▶ [The problem]: Copy the data below exactly, omitting any picture it contains.

⟨

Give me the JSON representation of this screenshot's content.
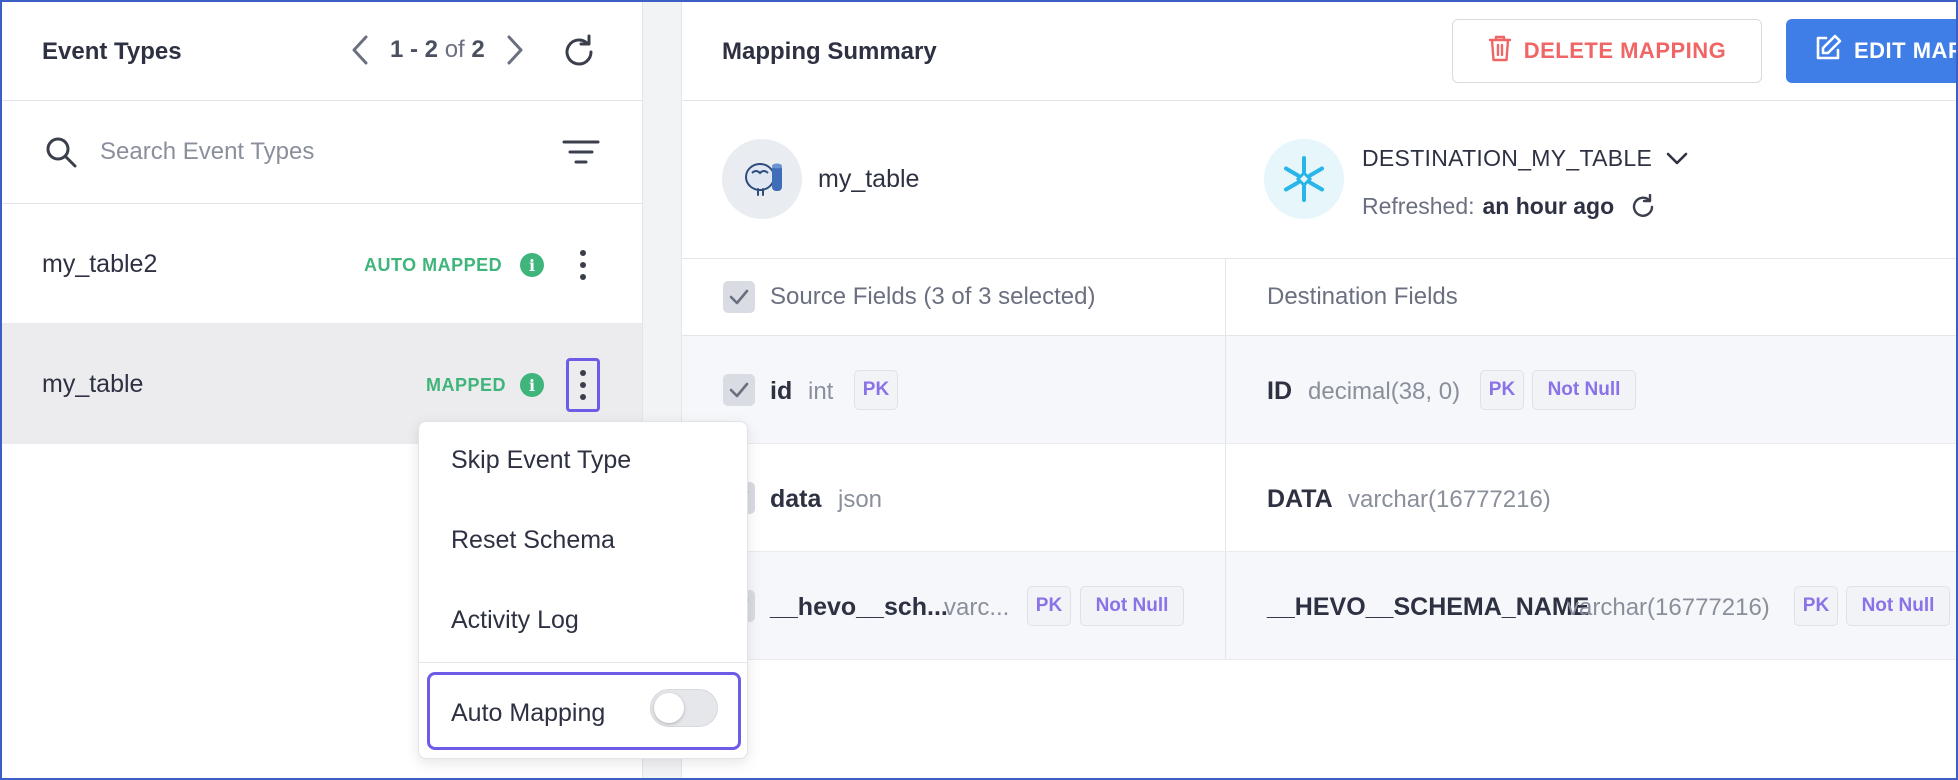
{
  "event_types": {
    "title": "Event Types",
    "pager": {
      "range": "1 - 2",
      "of": "of",
      "total": "2"
    },
    "search_placeholder": "Search Event Types",
    "items": [
      {
        "name": "my_table2",
        "status": "AUTO MAPPED",
        "info": "i"
      },
      {
        "name": "my_table",
        "status": "MAPPED",
        "info": "i"
      }
    ]
  },
  "context_menu": {
    "items": [
      "Skip Event Type",
      "Reset Schema",
      "Activity Log"
    ],
    "auto_mapping_label": "Auto Mapping",
    "auto_mapping_enabled": false
  },
  "mapping_summary": {
    "title": "Mapping Summary",
    "delete_label": "DELETE MAPPING",
    "edit_label": "EDIT MAPPING",
    "source": {
      "name": "my_table",
      "icon": "postgres-icon"
    },
    "destination": {
      "name": "DESTINATION_MY_TABLE",
      "icon": "snowflake-icon",
      "refreshed_label": "Refreshed:",
      "refreshed_value": "an hour ago"
    },
    "headers": {
      "source": "Source Fields (3 of 3 selected)",
      "destination": "Destination Fields"
    },
    "rows": [
      {
        "src_name": "id",
        "src_type": "int",
        "src_tags": [
          "PK"
        ],
        "dst_name": "ID",
        "dst_type": "decimal(38, 0)",
        "dst_tags": [
          "PK",
          "Not Null"
        ]
      },
      {
        "src_name": "data",
        "src_type": "json",
        "src_tags": [],
        "dst_name": "DATA",
        "dst_type": "varchar(16777216)",
        "dst_tags": []
      },
      {
        "src_name": "__hevo__sch...",
        "src_type": "varc...",
        "src_tags": [
          "PK",
          "Not Null"
        ],
        "dst_name": "__HEVO__SCHEMA_NAME",
        "dst_type": "varchar(16777216)",
        "dst_tags": [
          "PK",
          "Not Null"
        ]
      }
    ]
  },
  "colors": {
    "accent_purple": "#6c5ce7",
    "mapped_green": "#3fb47b",
    "delete_red": "#f06565",
    "edit_blue": "#3f7ee6",
    "tag_purple": "#8a72e8"
  }
}
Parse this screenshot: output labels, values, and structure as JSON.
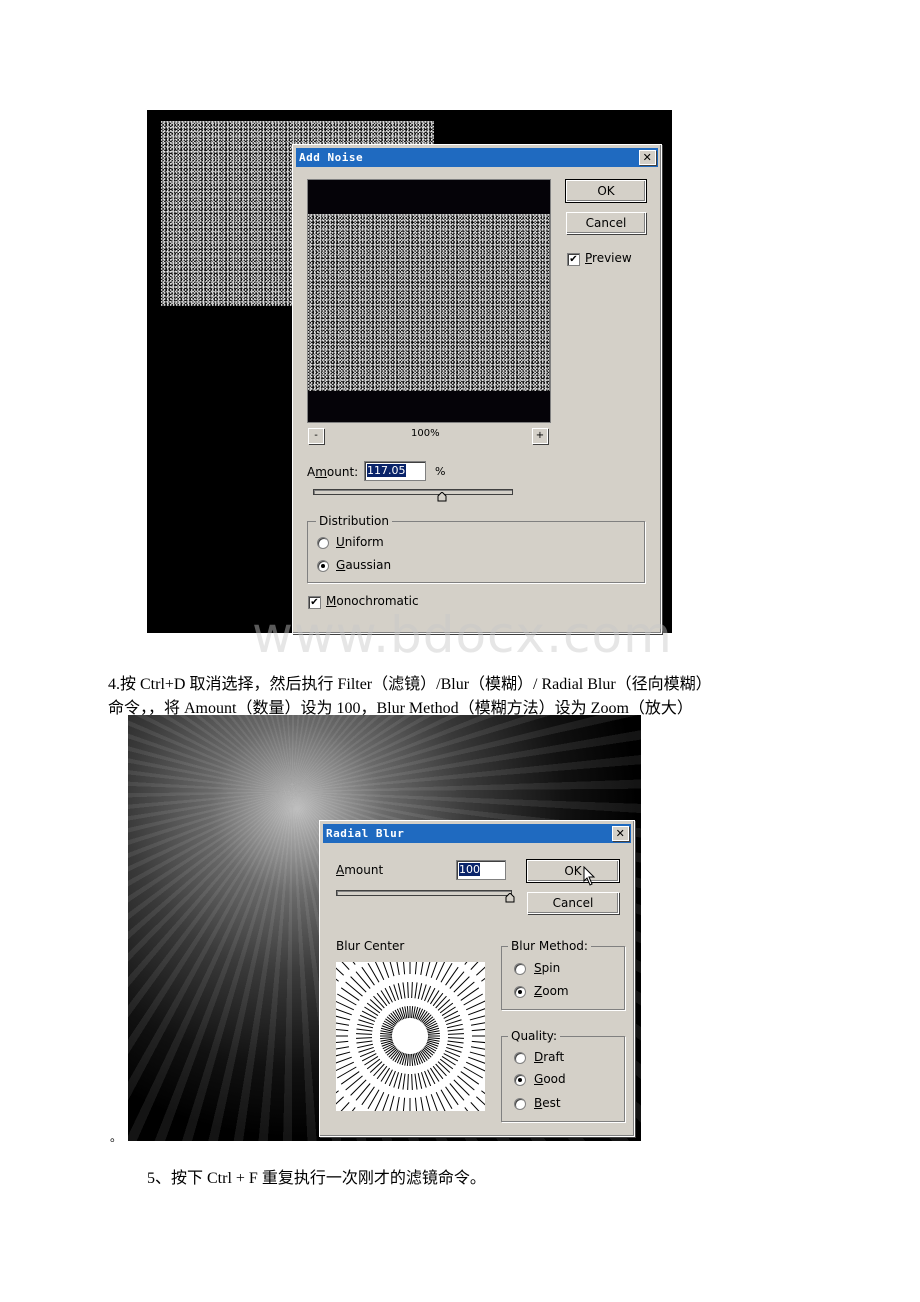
{
  "watermark": "www.bdocx.com",
  "add_noise_dialog": {
    "title": "Add Noise",
    "close_icon": "close-icon",
    "ok_label": "OK",
    "cancel_label": "Cancel",
    "preview_label": "Preview",
    "preview_checked": true,
    "zoom_level": "100%",
    "zoom_out_label": "-",
    "zoom_in_label": "+",
    "amount_label": "Amount:",
    "amount_value": "117.05",
    "amount_unit": "%",
    "amount_slider_fraction": 0.65,
    "distribution_legend": "Distribution",
    "distribution_options": [
      {
        "label": "Uniform",
        "selected": false
      },
      {
        "label": "Gaussian",
        "selected": true
      }
    ],
    "monochromatic_label": "Monochromatic",
    "monochromatic_checked": true
  },
  "step4_text": {
    "line1": "4.按 Ctrl+D 取消选择，然后执行 Filter（滤镜）/Blur（模糊）/ Radial Blur（径向模糊）",
    "line2": "命令，，将 Amount（数量）设为 100，Blur Method（模糊方法）设为 Zoom（放大）"
  },
  "radial_blur_dialog": {
    "title": "Radial Blur",
    "close_icon": "close-icon",
    "amount_label": "Amount",
    "amount_value": "100",
    "amount_slider_fraction": 1.0,
    "ok_label": "OK",
    "cancel_label": "Cancel",
    "blur_center_label": "Blur Center",
    "blur_method_legend": "Blur Method:",
    "blur_method_options": [
      {
        "label": "Spin",
        "selected": false
      },
      {
        "label": "Zoom",
        "selected": true
      }
    ],
    "quality_legend": "Quality:",
    "quality_options": [
      {
        "label": "Draft",
        "selected": false
      },
      {
        "label": "Good",
        "selected": true
      },
      {
        "label": "Best",
        "selected": false
      }
    ]
  },
  "trailing_mark": "。",
  "step5_text": "5、按下 Ctrl + F 重复执行一次刚才的滤镜命令。"
}
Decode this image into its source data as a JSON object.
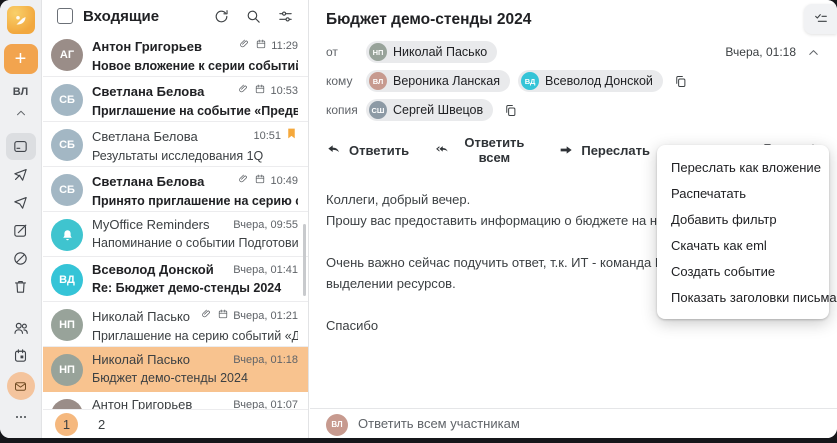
{
  "colors": {
    "accent": "#F2A44E",
    "selected_row": "#F8C38F",
    "teal": "#35C4D7",
    "flag_orange": "#F5A83B"
  },
  "rail": {
    "user_initials": "ВЛ",
    "plus_label": "+"
  },
  "list": {
    "title": "Входящие",
    "items": [
      {
        "sender": "Антон Григорьев",
        "subject": "Новое вложение к серии событий «Аналити...",
        "time": "11:29",
        "initials": "АГ",
        "unread": true,
        "attachment": true,
        "calendar": true
      },
      {
        "sender": "Светлана Белова",
        "subject": "Приглашение на событие «Предварительно...",
        "time": "10:53",
        "initials": "СБ",
        "unread": true,
        "attachment": true,
        "calendar": true
      },
      {
        "sender": "Светлана Белова",
        "subject": "Результаты исследования 1Q",
        "time": "10:51",
        "initials": "СБ",
        "unread": false,
        "flagged": true
      },
      {
        "sender": "Светлана Белова",
        "subject": "Принято приглашение на серию событий «...",
        "time": "10:49",
        "initials": "СБ",
        "unread": true,
        "attachment": true,
        "calendar": true
      },
      {
        "sender": "MyOffice Reminders",
        "subject": "Напоминание о событии Подготовить отчет...",
        "time": "Вчера, 09:55",
        "unread": false
      },
      {
        "sender": "Всеволод Донской",
        "subject": "Re: Бюджет демо-стенды 2024",
        "time": "Вчера, 01:41",
        "initials": "ВД",
        "unread": true
      },
      {
        "sender": "Николай Пасько",
        "subject": "Приглашение на серию событий «Демо стен...",
        "time": "Вчера, 01:21",
        "initials": "НП",
        "unread": false,
        "attachment": true,
        "calendar": true
      },
      {
        "sender": "Николай Пасько",
        "subject": "Бюджет демо-стенды 2024",
        "time": "Вчера, 01:18",
        "initials": "НП",
        "unread": false,
        "selected": true
      },
      {
        "sender": "Антон Григорьев",
        "subject": "",
        "time": "Вчера, 01:07",
        "initials": "АГ",
        "unread": false
      }
    ],
    "pagination": {
      "current": "1",
      "next": "2"
    }
  },
  "reader": {
    "subject": "Бюджет демо-стенды 2024",
    "from_label": "от",
    "from": "Николай Пасько",
    "from_initials": "НП",
    "to_label": "кому",
    "to1": "Вероника Ланская",
    "to1_initials": "ВЛ",
    "to2": "Всеволод Донской",
    "to2_initials": "ВД",
    "cc_label": "копия",
    "cc1": "Сергей Швецов",
    "cc1_initials": "СШ",
    "date": "Вчера, 01:18",
    "actions": {
      "reply": "Ответить",
      "reply_all": "Ответить всем",
      "forward": "Переслать"
    },
    "body": [
      "Коллеги, добрый вечер.",
      "Прошу вас предоставить информацию о бюджете на наши демонстраци",
      "",
      "Очень важно сейчас подучить ответ, т.к. ИТ - команда Всеволода, уже",
      "выделении ресурсов.",
      "",
      "Спасибо"
    ],
    "reply_bar": "Ответить всем участникам",
    "reply_avatar_initials": "ВЛ"
  },
  "menu": {
    "items": [
      "Переслать как вложение",
      "Распечатать",
      "Добавить фильтр",
      "Скачать как eml",
      "Создать событие",
      "Показать заголовки письма"
    ]
  }
}
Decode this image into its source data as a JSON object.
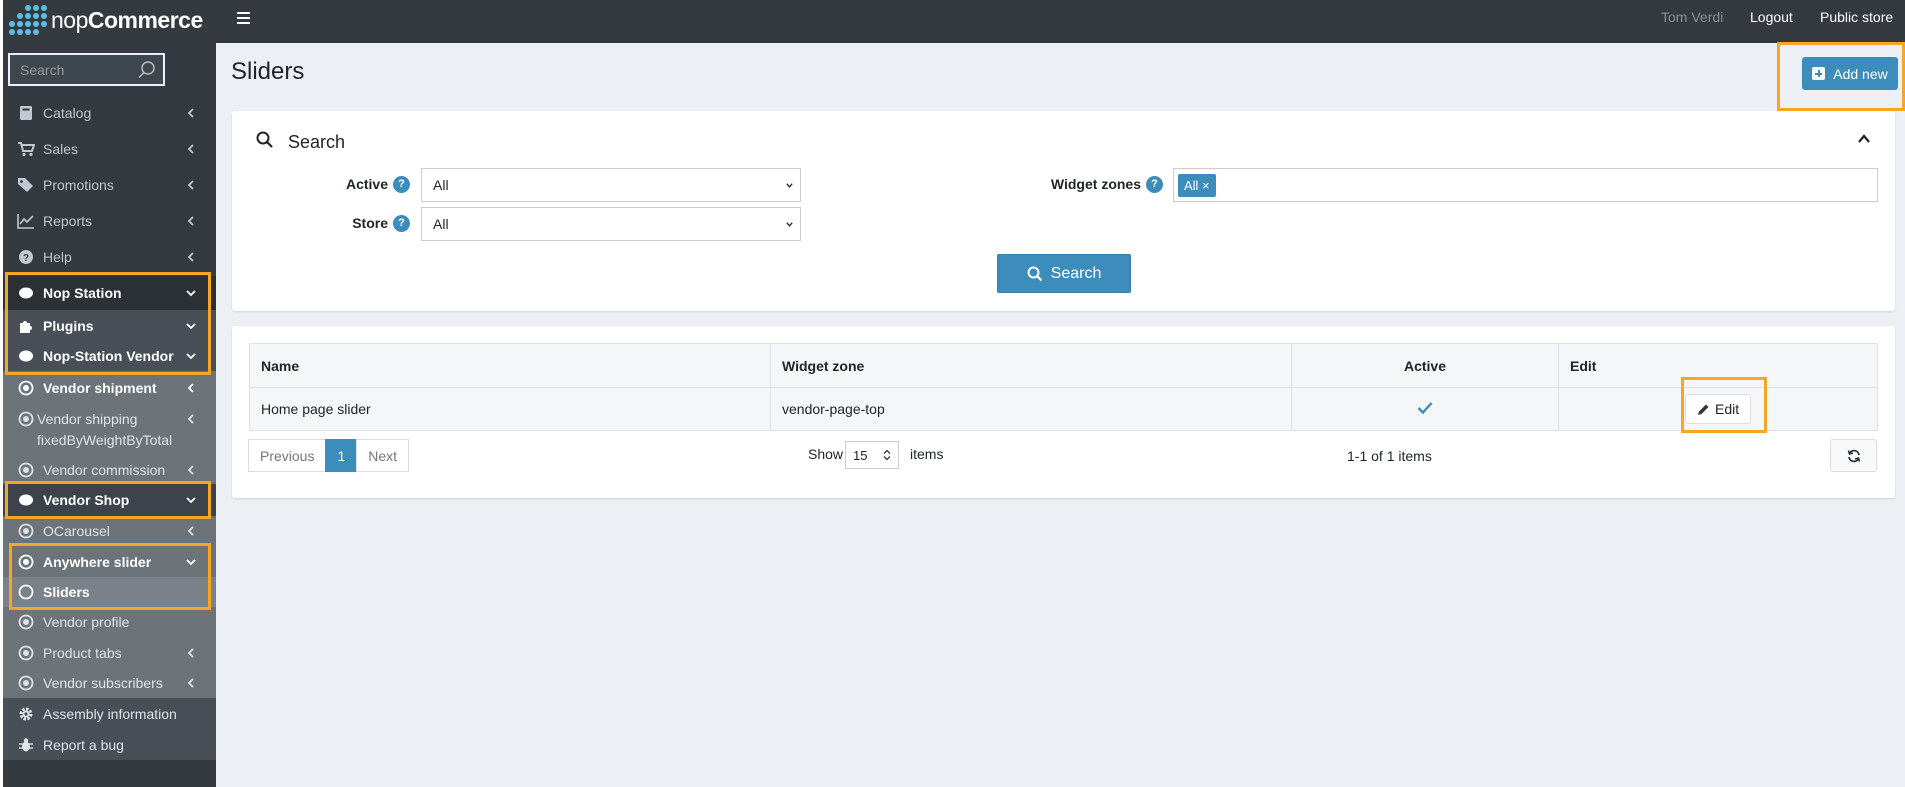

⟩

▶ [Result]:
Give me the JSON representation of this screenshot's content.
{
  "event_types": {
    "title": "Event Types",
    "pager": {
      "range": "1 - 2",
      "of": "of",
      "total": "2"
    },
    "search_placeholder": "Search Event Types",
    "items": [
      {
        "name": "my_table2",
        "status": "AUTO MAPPED",
        "info": "i"
      },
      {
        "name": "my_table",
        "status": "MAPPED",
        "info": "i"
      }
    ]
  },
  "context_menu": {
    "items": [
      "Skip Event Type",
      "Reset Schema",
      "Activity Log"
    ],
    "auto_mapping_label": "Auto Mapping",
    "auto_mapping_enabled": false
  },
  "mapping_summary": {
    "title": "Mapping Summary",
    "delete_label": "DELETE MAPPING",
    "edit_label": "EDIT MAPPING",
    "source": {
      "name": "my_table",
      "icon": "postgres-icon"
    },
    "destination": {
      "name": "DESTINATION_MY_TABLE",
      "icon": "snowflake-icon",
      "refreshed_label": "Refreshed:",
      "refreshed_value": "an hour ago"
    },
    "headers": {
      "source": "Source Fields (3 of 3 selected)",
      "destination": "Destination Fields"
    },
    "rows": [
      {
        "src_name": "id",
        "src_type": "int",
        "src_tags": [
          "PK"
        ],
        "dst_name": "ID",
        "dst_type": "decimal(38, 0)",
        "dst_tags": [
          "PK",
          "Not Null"
        ]
      },
      {
        "src_name": "data",
        "src_type": "json",
        "src_tags": [],
        "dst_name": "DATA",
        "dst_type": "varchar(16777216)",
        "dst_tags": []
      },
      {
        "src_name": "__hevo__sch...",
        "src_type": "varc...",
        "src_tags": [
          "PK",
          "Not Null"
        ],
        "dst_name": "__HEVO__SCHEMA_NAME",
        "dst_type": "varchar(16777216)",
        "dst_tags": [
          "PK",
          "Not Null"
        ]
      }
    ]
  },
  "colors": {
    "accent_purple": "#6c5ce7",
    "mapped_green": "#3fb47b",
    "delete_red": "#f06565",
    "edit_blue": "#3f7ee6",
    "tag_purple": "#8a72e8"
  }
}
Parse this screenshot: output labels, values, and structure as JSON.
{
  "watermark": "www.bdocx.com",
  "add_noise_dialog": {
    "title": "Add Noise",
    "close_icon": "close-icon",
    "ok_label": "OK",
    "cancel_label": "Cancel",
    "preview_label": "Preview",
    "preview_checked": true,
    "zoom_level": "100%",
    "zoom_out_label": "-",
    "zoom_in_label": "+",
    "amount_label": "Amount:",
    "amount_value": "117.05",
    "amount_unit": "%",
    "amount_slider_fraction": 0.65,
    "distribution_legend": "Distribution",
    "distribution_options": [
      {
        "label": "Uniform",
        "selected": false
      },
      {
        "label": "Gaussian",
        "selected": true
      }
    ],
    "monochromatic_label": "Monochromatic",
    "monochromatic_checked": true
  },
  "step4_text": {
    "line1": "4.按 Ctrl+D 取消选择，然后执行 Filter（滤镜）/Blur（模糊）/ Radial Blur（径向模糊）",
    "line2": "命令，，将 Amount（数量）设为 100，Blur Method（模糊方法）设为 Zoom（放大）"
  },
  "radial_blur_dialog": {
    "title": "Radial Blur",
    "close_icon": "close-icon",
    "amount_label": "Amount",
    "amount_value": "100",
    "amount_slider_fraction": 1.0,
    "ok_label": "OK",
    "cancel_label": "Cancel",
    "blur_center_label": "Blur Center",
    "blur_method_legend": "Blur Method:",
    "blur_method_options": [
      {
        "label": "Spin",
        "selected": false
      },
      {
        "label": "Zoom",
        "selected": true
      }
    ],
    "quality_legend": "Quality:",
    "quality_options": [
      {
        "label": "Draft",
        "selected": false
      },
      {
        "label": "Good",
        "selected": true
      },
      {
        "label": "Best",
        "selected": false
      }
    ]
  },
  "trailing_mark": "。",
  "step5_text": "5、按下 Ctrl + F 重复执行一次刚才的滤镜命令。"
}
Decode this image into its source data as a JSON object.
{
  "colors": {
    "accent": "#F2A44E",
    "selected_row": "#F8C38F",
    "teal": "#35C4D7",
    "flag_orange": "#F5A83B"
  },
  "rail": {
    "user_initials": "ВЛ",
    "plus_label": "+"
  },
  "list": {
    "title": "Входящие",
    "items": [
      {
        "sender": "Антон Григорьев",
        "subject": "Новое вложение к серии событий «Аналити...",
        "time": "11:29",
        "initials": "АГ",
        "unread": true,
        "attachment": true,
        "calendar": true
      },
      {
        "sender": "Светлана Белова",
        "subject": "Приглашение на событие «Предварительно...",
        "time": "10:53",
        "initials": "СБ",
        "unread": true,
        "attachment": true,
        "calendar": true
      },
      {
        "sender": "Светлана Белова",
        "subject": "Результаты исследования 1Q",
        "time": "10:51",
        "initials": "СБ",
        "unread": false,
        "flagged": true
      },
      {
        "sender": "Светлана Белова",
        "subject": "Принято приглашение на серию событий «...",
        "time": "10:49",
        "initials": "СБ",
        "unread": true,
        "attachment": true,
        "calendar": true
      },
      {
        "sender": "MyOffice Reminders",
        "subject": "Напоминание о событии Подготовить отчет...",
        "time": "Вчера, 09:55",
        "unread": false
      },
      {
        "sender": "Всеволод Донской",
        "subject": "Re: Бюджет демо-стенды 2024",
        "time": "Вчера, 01:41",
        "initials": "ВД",
        "unread": true
      },
      {
        "sender": "Николай Пасько",
        "subject": "Приглашение на серию событий «Демо стен...",
        "time": "Вчера, 01:21",
        "initials": "НП",
        "unread": false,
        "attachment": true,
        "calendar": true
      },
      {
        "sender": "Николай Пасько",
        "subject": "Бюджет демо-стенды 2024",
        "time": "Вчера, 01:18",
        "initials": "НП",
        "unread": false,
        "selected": true
      },
      {
        "sender": "Антон Григорьев",
        "subject": "",
        "time": "Вчера, 01:07",
        "initials": "АГ",
        "unread": false
      }
    ],
    "pagination": {
      "current": "1",
      "next": "2"
    }
  },
  "reader": {
    "subject": "Бюджет демо-стенды 2024",
    "from_label": "от",
    "from": "Николай Пасько",
    "from_initials": "НП",
    "to_label": "кому",
    "to1": "Вероника Ланская",
    "to1_initials": "ВЛ",
    "to2": "Всеволод Донской",
    "to2_initials": "ВД",
    "cc_label": "копия",
    "cc1": "Сергей Швецов",
    "cc1_initials": "СШ",
    "date": "Вчера, 01:18",
    "actions": {
      "reply": "Ответить",
      "reply_all": "Ответить всем",
      "forward": "Переслать"
    },
    "body": [
      "Коллеги, добрый вечер.",
      "Прошу вас предоставить информацию о бюджете на наши демонстраци",
      "",
      "Очень важно сейчас подучить ответ, т.к. ИТ - команда Всеволода, уже",
      "выделении ресурсов.",
      "",
      "Спасибо"
    ],
    "reply_bar": "Ответить всем участникам",
    "reply_avatar_initials": "ВЛ"
  },
  "menu": {
    "items": [
      "Переслать как вложение",
      "Распечатать",
      "Добавить фильтр",
      "Скачать как eml",
      "Создать событие",
      "Показать заголовки письма"
    ]
  }
}
Decode this image into its source data as a JSON object.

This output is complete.